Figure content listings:
_ _ _ _ _ _ _

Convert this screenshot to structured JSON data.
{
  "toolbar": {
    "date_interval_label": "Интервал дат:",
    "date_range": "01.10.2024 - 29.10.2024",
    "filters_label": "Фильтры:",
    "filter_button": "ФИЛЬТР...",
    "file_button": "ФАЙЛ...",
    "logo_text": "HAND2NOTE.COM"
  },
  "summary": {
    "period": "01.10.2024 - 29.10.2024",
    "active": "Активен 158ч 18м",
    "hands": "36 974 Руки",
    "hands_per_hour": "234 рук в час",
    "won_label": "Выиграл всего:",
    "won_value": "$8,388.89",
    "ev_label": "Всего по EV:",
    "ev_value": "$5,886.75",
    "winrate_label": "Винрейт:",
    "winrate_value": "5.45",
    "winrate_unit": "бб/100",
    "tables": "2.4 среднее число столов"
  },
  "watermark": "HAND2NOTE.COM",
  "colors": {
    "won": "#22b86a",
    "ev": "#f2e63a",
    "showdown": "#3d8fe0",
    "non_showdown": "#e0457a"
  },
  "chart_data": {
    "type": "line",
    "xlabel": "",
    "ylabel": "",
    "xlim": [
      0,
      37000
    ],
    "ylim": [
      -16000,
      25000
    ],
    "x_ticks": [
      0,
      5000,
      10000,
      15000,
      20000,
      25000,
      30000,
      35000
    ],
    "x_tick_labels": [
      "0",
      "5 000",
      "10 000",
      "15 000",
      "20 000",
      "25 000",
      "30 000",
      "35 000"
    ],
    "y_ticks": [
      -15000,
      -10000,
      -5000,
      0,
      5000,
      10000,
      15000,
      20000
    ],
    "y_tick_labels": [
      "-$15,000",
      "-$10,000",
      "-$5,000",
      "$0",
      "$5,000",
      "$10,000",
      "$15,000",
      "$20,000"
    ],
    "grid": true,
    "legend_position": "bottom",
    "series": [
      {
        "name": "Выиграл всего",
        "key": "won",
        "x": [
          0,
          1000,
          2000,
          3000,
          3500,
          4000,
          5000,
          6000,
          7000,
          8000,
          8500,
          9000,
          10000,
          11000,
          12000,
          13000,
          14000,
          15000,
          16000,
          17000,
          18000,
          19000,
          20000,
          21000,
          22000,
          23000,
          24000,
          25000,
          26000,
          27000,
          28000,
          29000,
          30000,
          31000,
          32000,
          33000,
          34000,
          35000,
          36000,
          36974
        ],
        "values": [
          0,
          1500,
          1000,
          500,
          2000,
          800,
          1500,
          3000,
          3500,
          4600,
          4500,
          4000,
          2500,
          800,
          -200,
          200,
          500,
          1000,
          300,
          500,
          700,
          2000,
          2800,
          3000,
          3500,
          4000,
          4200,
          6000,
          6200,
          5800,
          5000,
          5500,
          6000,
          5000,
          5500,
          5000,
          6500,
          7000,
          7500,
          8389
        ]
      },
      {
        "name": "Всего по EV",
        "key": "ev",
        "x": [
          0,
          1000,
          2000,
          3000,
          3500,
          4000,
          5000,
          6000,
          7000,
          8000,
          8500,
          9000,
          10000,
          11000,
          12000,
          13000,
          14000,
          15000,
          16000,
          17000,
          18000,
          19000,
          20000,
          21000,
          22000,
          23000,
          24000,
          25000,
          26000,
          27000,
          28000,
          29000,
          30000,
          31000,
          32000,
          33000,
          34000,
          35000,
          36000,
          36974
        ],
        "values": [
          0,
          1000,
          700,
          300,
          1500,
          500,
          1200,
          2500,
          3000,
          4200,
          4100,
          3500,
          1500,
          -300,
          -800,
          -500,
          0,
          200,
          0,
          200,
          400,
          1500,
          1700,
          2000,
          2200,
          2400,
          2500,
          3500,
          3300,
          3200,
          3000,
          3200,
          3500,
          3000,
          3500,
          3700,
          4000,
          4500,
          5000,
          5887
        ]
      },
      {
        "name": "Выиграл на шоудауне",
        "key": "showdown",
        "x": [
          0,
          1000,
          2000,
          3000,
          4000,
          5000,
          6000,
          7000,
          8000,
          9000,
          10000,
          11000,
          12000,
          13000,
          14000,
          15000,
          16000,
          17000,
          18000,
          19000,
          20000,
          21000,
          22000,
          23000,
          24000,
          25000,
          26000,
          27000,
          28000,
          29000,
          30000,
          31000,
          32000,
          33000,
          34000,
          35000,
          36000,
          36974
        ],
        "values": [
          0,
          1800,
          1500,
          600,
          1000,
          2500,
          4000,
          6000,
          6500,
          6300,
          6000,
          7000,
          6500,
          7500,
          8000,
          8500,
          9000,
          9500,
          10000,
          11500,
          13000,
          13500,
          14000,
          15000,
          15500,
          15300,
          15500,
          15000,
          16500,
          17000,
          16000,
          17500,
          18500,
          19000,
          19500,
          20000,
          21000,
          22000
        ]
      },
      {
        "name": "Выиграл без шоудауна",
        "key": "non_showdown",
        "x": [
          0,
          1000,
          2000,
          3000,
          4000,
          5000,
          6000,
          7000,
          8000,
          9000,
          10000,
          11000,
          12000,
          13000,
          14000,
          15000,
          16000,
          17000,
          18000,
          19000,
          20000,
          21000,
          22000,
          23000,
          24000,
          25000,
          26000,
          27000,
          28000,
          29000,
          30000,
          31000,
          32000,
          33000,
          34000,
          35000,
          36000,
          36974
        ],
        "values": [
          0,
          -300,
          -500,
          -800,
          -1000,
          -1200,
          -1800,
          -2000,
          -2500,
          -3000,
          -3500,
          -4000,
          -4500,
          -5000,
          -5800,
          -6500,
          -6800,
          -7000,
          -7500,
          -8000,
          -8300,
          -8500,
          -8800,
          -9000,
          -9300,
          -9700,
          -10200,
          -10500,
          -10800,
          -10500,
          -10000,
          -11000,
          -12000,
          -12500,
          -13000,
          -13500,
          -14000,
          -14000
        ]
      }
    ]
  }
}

_ _ _ _ _ _ _

THE PROBLEM - Every entry above needs to be quoted exactly.

SOLUTION TO THE PROBLEM -
Convert this screenshot to structured JSON data.
{
  "toolbar": {
    "date_interval_label": "Интервал дат:",
    "date_range": "01.10.2024 - 29.10.2024",
    "filters_label": "Фильтры:",
    "filter_button": "ФИЛЬТР...",
    "file_button": "ФАЙЛ...",
    "logo_text": "HAND2NOTE.COM"
  },
  "summary": {
    "period": "01.10.2024 - 29.10.2024",
    "active": "Активен 158ч 18м",
    "hands": "36 974 Руки",
    "hands_per_hour": "234 рук в час",
    "won_label": "Выиграл всего:",
    "won_value": "$8,388.89",
    "ev_label": "Всего по EV:",
    "ev_value": "$5,886.75",
    "winrate_label": "Винрейт:",
    "winrate_value": "5.45",
    "winrate_unit": "бб/100",
    "tables": "2.4 среднее число столов"
  },
  "watermark": "HAND2NOTE.COM",
  "colors": {
    "won": "#22b86a",
    "ev": "#f2e63a",
    "showdown": "#3d8fe0",
    "non_showdown": "#e0457a"
  },
  "chart_data": {
    "type": "line",
    "xlabel": "",
    "ylabel": "",
    "xlim": [
      0,
      37000
    ],
    "ylim": [
      -16000,
      25000
    ],
    "x_ticks": [
      0,
      5000,
      10000,
      15000,
      20000,
      25000,
      30000,
      35000
    ],
    "x_tick_labels": [
      "0",
      "5 000",
      "10 000",
      "15 000",
      "20 000",
      "25 000",
      "30 000",
      "35 000"
    ],
    "y_ticks": [
      -15000,
      -10000,
      -5000,
      0,
      5000,
      10000,
      15000,
      20000
    ],
    "y_tick_labels": [
      "-$15,000",
      "-$10,000",
      "-$5,000",
      "$0",
      "$5,000",
      "$10,000",
      "$15,000",
      "$20,000"
    ],
    "grid": true,
    "legend_position": "bottom",
    "series": [
      {
        "name": "Выиграл всего",
        "key": "won",
        "x": [
          0,
          1000,
          2000,
          3000,
          3500,
          4000,
          5000,
          6000,
          7000,
          8000,
          8500,
          9000,
          10000,
          11000,
          12000,
          13000,
          14000,
          15000,
          16000,
          17000,
          18000,
          19000,
          20000,
          21000,
          22000,
          23000,
          24000,
          25000,
          26000,
          27000,
          28000,
          29000,
          30000,
          31000,
          32000,
          33000,
          34000,
          35000,
          36000,
          36974
        ],
        "values": [
          0,
          1500,
          1000,
          500,
          2000,
          800,
          1500,
          3000,
          3500,
          4600,
          4500,
          4000,
          2500,
          800,
          -200,
          200,
          500,
          1000,
          300,
          500,
          700,
          2000,
          2800,
          3000,
          3500,
          4000,
          4200,
          6000,
          6200,
          5800,
          5000,
          5500,
          6000,
          5000,
          5500,
          5000,
          6500,
          7000,
          7500,
          8389
        ]
      },
      {
        "name": "Всего по EV",
        "key": "ev",
        "x": [
          0,
          1000,
          2000,
          3000,
          3500,
          4000,
          5000,
          6000,
          7000,
          8000,
          8500,
          9000,
          10000,
          11000,
          12000,
          13000,
          14000,
          15000,
          16000,
          17000,
          18000,
          19000,
          20000,
          21000,
          22000,
          23000,
          24000,
          25000,
          26000,
          27000,
          28000,
          29000,
          30000,
          31000,
          32000,
          33000,
          34000,
          35000,
          36000,
          36974
        ],
        "values": [
          0,
          1000,
          700,
          300,
          1500,
          500,
          1200,
          2500,
          3000,
          4200,
          4100,
          3500,
          1500,
          -300,
          -800,
          -500,
          0,
          200,
          0,
          200,
          400,
          1500,
          1700,
          2000,
          2200,
          2400,
          2500,
          3500,
          3300,
          3200,
          3000,
          3200,
          3500,
          3000,
          3500,
          3700,
          4000,
          4500,
          5000,
          5887
        ]
      },
      {
        "name": "Выиграл на шоудауне",
        "key": "showdown",
        "x": [
          0,
          1000,
          2000,
          3000,
          4000,
          5000,
          6000,
          7000,
          8000,
          9000,
          10000,
          11000,
          12000,
          13000,
          14000,
          15000,
          16000,
          17000,
          18000,
          19000,
          20000,
          21000,
          22000,
          23000,
          24000,
          25000,
          26000,
          27000,
          28000,
          29000,
          30000,
          31000,
          32000,
          33000,
          34000,
          35000,
          36000,
          36974
        ],
        "values": [
          0,
          1800,
          1500,
          600,
          1000,
          2500,
          4000,
          6000,
          6500,
          6300,
          6000,
          7000,
          6500,
          7500,
          8000,
          8500,
          9000,
          9500,
          10000,
          11500,
          13000,
          13500,
          14000,
          15000,
          15500,
          15300,
          15500,
          15000,
          16500,
          17000,
          16000,
          17500,
          18500,
          19000,
          19500,
          20000,
          21000,
          22000
        ]
      },
      {
        "name": "Выиграл без шоудауна",
        "key": "non_showdown",
        "x": [
          0,
          1000,
          2000,
          3000,
          4000,
          5000,
          6000,
          7000,
          8000,
          9000,
          10000,
          11000,
          12000,
          13000,
          14000,
          15000,
          16000,
          17000,
          18000,
          19000,
          20000,
          21000,
          22000,
          23000,
          24000,
          25000,
          26000,
          27000,
          28000,
          29000,
          30000,
          31000,
          32000,
          33000,
          34000,
          35000,
          36000,
          36974
        ],
        "values": [
          0,
          -300,
          -500,
          -800,
          -1000,
          -1200,
          -1800,
          -2000,
          -2500,
          -3000,
          -3500,
          -4000,
          -4500,
          -5000,
          -5800,
          -6500,
          -6800,
          -7000,
          -7500,
          -8000,
          -8300,
          -8500,
          -8800,
          -9000,
          -9300,
          -9700,
          -10200,
          -10500,
          -10800,
          -10500,
          -10000,
          -11000,
          -12000,
          -12500,
          -13000,
          -13500,
          -14000,
          -14000
        ]
      }
    ]
  }
}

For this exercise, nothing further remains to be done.